__THE PROBLEM__. In the listing that follows, count each line where the word "political" appears; write nothing but the count.

__EXCERPTED DATA__.
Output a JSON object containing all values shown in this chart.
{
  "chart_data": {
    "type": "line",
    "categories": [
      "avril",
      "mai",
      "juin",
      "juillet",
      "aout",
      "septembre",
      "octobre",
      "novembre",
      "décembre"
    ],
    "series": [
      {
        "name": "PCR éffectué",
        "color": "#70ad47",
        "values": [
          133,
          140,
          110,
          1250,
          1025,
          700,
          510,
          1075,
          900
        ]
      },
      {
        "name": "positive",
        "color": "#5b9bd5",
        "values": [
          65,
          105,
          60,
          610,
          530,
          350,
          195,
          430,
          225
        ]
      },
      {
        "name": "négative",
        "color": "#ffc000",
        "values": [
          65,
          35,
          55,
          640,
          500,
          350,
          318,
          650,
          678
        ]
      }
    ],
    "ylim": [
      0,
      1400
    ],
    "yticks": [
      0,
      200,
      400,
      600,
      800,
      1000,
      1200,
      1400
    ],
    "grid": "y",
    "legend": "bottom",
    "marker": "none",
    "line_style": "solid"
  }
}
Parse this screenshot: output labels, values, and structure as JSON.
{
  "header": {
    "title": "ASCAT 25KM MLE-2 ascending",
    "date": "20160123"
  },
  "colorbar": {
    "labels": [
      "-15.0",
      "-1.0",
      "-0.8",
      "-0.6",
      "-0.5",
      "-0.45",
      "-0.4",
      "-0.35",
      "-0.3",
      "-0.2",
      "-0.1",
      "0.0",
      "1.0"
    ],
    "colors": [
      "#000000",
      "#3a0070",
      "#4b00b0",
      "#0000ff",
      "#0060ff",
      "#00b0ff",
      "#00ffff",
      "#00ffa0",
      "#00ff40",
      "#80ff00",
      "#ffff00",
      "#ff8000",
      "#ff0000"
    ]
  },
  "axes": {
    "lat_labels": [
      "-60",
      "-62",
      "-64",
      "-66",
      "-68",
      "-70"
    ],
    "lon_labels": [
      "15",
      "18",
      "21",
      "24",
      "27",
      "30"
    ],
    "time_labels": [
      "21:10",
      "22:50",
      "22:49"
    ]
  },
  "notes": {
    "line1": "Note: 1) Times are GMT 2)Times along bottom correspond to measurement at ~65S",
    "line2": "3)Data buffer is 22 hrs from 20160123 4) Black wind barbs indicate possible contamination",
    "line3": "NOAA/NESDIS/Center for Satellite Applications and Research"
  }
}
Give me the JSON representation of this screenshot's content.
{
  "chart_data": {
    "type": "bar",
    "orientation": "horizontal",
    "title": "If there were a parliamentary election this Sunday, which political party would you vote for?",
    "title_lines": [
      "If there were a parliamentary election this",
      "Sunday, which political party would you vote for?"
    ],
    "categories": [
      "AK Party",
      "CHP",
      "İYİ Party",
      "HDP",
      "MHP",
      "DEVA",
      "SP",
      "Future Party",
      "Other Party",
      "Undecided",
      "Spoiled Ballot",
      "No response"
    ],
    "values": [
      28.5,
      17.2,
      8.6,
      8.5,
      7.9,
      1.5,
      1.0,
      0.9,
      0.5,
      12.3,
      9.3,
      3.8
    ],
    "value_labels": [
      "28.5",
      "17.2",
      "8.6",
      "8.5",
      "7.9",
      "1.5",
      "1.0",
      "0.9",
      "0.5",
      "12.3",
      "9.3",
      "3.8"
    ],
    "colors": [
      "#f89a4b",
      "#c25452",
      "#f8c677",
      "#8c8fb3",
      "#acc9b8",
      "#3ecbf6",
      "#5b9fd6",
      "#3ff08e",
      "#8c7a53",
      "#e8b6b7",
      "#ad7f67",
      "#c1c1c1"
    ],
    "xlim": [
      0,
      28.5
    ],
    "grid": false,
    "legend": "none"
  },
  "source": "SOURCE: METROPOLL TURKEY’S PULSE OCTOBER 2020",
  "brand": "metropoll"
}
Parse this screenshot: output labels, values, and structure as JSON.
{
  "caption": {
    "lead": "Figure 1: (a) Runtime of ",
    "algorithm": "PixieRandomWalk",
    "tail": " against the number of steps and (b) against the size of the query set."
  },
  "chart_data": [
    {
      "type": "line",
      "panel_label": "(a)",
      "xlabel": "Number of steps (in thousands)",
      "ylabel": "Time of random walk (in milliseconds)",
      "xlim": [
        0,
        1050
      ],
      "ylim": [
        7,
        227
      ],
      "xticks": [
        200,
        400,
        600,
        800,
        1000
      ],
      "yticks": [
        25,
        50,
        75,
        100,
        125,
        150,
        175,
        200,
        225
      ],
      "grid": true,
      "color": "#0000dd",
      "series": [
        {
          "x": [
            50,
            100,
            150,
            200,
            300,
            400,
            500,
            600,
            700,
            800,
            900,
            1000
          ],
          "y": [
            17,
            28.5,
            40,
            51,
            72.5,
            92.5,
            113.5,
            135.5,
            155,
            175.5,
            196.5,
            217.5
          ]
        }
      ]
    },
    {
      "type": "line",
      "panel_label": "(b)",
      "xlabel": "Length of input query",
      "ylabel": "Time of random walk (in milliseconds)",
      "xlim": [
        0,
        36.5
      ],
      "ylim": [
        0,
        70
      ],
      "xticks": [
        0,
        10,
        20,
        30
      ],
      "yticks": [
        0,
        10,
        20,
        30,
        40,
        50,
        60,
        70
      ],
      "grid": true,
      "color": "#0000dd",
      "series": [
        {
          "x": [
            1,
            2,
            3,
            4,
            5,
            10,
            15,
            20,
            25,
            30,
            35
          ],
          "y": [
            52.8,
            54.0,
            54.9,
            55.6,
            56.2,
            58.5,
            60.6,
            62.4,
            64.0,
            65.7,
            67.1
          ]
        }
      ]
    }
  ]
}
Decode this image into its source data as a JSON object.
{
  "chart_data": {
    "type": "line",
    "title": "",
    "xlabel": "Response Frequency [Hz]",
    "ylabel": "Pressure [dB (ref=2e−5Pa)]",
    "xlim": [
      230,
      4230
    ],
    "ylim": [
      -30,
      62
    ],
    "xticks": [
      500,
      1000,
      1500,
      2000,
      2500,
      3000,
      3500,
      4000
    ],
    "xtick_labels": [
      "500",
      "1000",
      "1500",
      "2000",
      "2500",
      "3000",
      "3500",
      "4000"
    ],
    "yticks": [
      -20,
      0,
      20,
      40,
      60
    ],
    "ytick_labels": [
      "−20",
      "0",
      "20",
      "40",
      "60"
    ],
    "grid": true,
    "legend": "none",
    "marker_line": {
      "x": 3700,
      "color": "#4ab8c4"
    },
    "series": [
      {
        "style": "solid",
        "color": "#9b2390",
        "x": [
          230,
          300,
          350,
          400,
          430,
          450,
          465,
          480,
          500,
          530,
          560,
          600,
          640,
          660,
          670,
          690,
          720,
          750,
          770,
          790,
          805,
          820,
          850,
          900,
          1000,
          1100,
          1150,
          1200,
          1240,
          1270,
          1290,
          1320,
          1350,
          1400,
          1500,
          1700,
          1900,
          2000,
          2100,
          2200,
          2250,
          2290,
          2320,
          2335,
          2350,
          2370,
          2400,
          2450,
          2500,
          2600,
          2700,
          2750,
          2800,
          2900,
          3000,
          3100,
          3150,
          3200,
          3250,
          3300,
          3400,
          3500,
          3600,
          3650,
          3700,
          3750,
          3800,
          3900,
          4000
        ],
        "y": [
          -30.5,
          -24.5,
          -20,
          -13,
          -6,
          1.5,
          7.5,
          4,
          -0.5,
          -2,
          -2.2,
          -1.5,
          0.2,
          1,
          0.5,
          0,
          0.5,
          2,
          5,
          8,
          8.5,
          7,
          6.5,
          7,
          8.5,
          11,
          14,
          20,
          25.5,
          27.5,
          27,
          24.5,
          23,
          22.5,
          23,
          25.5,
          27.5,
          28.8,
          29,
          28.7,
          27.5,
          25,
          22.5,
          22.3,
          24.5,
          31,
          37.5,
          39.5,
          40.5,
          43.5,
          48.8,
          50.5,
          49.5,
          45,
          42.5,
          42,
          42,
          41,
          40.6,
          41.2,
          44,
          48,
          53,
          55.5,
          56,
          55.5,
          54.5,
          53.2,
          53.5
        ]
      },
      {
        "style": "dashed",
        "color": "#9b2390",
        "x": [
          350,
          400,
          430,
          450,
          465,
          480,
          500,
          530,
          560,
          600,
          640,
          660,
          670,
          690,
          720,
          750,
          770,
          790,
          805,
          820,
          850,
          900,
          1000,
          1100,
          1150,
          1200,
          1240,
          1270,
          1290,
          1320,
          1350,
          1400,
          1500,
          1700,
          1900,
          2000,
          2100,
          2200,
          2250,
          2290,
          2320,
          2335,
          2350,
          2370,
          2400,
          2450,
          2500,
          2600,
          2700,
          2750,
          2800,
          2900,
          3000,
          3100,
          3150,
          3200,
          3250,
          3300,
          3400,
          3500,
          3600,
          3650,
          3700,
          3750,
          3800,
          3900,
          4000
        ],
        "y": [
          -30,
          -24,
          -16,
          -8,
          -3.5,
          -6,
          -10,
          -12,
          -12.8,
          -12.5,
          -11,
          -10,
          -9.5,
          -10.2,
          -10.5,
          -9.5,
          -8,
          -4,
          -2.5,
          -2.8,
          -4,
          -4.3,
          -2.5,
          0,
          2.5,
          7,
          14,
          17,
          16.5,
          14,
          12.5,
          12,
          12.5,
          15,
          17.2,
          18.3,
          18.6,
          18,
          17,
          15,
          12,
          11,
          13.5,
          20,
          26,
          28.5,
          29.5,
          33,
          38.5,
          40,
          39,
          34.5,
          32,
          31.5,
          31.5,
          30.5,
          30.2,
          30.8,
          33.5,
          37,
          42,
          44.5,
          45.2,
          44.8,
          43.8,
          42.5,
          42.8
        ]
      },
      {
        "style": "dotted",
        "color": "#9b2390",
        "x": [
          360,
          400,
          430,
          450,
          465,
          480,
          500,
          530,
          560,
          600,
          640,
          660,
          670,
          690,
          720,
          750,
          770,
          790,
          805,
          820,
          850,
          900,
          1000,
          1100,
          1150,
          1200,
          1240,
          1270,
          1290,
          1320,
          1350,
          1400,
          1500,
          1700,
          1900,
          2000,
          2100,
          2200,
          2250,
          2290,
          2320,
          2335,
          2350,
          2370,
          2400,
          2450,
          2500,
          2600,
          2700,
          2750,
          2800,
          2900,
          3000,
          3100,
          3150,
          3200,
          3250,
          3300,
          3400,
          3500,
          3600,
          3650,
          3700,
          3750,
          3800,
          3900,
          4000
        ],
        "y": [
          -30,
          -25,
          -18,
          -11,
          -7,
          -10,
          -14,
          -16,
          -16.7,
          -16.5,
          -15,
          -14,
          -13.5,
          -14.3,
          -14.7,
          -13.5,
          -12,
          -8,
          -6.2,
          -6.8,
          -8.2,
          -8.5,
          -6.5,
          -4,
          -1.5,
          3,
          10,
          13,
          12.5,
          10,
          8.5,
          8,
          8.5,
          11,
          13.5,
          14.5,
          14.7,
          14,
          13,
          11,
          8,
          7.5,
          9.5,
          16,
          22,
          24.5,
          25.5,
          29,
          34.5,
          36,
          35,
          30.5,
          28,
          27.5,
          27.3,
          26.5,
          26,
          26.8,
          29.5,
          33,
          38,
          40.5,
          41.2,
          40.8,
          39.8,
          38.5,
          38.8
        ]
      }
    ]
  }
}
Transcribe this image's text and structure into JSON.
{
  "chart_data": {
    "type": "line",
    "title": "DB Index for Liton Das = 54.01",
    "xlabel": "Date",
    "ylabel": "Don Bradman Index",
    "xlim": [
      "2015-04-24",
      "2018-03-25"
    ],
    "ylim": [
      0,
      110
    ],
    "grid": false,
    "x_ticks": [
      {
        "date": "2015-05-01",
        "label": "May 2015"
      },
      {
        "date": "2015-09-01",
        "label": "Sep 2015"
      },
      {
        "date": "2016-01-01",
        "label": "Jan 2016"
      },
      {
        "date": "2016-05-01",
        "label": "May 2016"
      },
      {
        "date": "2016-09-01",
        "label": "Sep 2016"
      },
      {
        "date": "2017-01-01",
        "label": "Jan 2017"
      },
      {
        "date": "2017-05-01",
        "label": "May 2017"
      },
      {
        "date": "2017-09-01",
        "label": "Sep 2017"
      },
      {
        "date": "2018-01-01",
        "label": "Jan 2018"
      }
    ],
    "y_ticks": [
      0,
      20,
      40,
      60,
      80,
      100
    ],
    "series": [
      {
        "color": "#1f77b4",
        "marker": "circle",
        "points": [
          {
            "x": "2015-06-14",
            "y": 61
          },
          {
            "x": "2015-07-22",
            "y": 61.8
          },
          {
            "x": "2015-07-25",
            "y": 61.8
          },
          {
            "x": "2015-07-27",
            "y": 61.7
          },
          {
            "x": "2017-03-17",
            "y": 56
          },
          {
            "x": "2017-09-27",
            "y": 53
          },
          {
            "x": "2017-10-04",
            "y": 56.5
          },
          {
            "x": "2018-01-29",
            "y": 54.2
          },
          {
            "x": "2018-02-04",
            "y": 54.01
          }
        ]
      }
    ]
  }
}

__EXERCISE SOLUTION__. 2